[THE PROBLEM] Search the data below for "successful"; list each line that holds it.

[INPUT FOR THIS TASK]
-- start --

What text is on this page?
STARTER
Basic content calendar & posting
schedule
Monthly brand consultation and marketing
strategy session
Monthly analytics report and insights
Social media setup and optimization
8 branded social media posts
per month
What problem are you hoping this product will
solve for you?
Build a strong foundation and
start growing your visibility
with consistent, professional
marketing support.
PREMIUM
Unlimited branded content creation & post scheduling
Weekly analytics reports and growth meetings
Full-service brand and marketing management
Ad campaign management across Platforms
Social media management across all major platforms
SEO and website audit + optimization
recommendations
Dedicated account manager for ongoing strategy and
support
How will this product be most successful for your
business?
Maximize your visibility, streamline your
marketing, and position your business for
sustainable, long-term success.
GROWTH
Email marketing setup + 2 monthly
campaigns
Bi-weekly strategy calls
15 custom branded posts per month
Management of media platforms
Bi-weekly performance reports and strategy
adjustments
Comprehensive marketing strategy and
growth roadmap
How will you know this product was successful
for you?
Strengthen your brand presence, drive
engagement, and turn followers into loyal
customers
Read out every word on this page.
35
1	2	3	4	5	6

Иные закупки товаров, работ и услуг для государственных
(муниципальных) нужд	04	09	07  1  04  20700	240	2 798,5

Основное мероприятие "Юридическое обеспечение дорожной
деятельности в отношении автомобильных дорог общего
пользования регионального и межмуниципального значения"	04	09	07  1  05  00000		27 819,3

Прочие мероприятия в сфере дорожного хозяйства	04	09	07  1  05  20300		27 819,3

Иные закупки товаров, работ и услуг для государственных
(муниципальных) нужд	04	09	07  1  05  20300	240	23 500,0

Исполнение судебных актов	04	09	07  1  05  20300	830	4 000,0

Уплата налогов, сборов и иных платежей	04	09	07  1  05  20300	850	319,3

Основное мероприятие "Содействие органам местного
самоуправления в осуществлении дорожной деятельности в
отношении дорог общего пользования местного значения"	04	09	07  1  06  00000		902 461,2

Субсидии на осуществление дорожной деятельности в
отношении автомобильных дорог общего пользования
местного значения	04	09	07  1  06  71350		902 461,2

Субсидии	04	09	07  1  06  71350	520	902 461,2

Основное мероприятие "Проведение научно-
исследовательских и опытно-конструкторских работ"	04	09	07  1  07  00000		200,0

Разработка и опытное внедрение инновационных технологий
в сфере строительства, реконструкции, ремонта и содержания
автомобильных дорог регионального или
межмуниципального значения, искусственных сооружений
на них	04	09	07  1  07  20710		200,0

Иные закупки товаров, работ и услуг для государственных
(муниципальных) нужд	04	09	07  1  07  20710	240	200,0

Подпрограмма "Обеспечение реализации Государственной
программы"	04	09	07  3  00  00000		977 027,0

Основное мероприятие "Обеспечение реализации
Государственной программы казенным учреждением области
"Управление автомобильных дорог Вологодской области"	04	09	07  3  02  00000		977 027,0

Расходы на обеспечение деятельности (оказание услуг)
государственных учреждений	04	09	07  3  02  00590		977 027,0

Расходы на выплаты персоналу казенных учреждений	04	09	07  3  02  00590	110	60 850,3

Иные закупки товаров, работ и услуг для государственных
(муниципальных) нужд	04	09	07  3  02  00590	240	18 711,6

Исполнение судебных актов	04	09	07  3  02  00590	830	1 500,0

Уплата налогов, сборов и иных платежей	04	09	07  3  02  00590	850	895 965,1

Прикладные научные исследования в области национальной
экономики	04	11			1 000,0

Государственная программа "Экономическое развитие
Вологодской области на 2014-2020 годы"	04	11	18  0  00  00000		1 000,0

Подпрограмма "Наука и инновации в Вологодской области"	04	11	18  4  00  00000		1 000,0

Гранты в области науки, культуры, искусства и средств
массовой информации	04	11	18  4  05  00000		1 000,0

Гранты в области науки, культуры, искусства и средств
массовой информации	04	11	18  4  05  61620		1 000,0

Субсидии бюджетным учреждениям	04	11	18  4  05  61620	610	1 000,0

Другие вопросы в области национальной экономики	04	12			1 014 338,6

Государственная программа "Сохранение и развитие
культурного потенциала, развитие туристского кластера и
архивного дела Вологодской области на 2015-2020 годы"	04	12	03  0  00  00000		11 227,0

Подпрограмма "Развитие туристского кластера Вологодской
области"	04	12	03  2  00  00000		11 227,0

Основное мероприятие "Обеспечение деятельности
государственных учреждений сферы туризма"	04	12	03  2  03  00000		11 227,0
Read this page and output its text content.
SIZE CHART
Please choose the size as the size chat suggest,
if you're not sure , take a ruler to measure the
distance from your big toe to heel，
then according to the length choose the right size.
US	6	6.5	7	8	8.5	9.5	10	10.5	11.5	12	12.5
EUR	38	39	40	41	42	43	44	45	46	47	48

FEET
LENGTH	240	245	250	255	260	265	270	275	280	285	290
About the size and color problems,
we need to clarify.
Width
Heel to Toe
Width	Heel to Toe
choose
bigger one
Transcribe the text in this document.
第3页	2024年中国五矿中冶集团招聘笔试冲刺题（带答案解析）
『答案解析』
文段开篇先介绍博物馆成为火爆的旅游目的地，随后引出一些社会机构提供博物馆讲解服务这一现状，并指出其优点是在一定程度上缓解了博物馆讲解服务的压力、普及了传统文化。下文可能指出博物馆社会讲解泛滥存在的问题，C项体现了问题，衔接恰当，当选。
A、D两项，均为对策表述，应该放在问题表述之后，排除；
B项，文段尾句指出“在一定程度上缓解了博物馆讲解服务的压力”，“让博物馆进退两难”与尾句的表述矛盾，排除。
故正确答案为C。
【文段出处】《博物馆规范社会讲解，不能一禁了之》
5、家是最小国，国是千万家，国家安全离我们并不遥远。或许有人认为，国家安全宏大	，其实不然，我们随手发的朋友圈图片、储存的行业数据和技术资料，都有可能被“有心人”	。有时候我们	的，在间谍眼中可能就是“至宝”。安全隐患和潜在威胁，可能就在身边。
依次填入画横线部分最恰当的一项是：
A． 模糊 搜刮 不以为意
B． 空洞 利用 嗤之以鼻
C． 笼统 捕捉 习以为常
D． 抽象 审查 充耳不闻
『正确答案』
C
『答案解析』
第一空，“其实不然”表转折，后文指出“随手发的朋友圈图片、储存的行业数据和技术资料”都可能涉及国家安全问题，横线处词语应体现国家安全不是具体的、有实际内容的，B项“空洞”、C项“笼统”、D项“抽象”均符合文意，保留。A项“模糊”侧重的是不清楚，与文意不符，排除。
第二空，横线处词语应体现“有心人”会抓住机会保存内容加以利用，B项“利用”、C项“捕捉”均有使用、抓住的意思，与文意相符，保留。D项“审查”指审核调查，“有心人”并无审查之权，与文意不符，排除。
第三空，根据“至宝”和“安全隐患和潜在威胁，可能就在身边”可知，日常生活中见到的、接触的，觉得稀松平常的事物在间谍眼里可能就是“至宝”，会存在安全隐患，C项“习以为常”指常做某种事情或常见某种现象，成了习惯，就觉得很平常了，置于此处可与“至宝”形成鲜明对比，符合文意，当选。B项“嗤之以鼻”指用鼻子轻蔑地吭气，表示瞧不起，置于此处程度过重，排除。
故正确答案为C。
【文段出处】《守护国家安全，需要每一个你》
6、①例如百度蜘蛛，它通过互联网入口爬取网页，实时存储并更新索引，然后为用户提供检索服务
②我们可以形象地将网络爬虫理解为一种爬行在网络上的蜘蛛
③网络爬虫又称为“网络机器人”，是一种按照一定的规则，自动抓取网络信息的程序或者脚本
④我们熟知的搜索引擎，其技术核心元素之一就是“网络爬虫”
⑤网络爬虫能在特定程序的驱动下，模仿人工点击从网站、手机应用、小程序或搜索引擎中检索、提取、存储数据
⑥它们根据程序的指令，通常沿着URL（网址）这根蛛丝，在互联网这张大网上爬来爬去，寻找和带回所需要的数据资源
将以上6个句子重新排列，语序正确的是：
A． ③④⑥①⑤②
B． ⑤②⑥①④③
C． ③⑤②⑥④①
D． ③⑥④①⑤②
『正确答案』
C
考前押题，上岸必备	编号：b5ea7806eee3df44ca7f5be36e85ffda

-- end --

[EXERCISE RESULT]
How will this product be most successful for your
How will you know this product was successful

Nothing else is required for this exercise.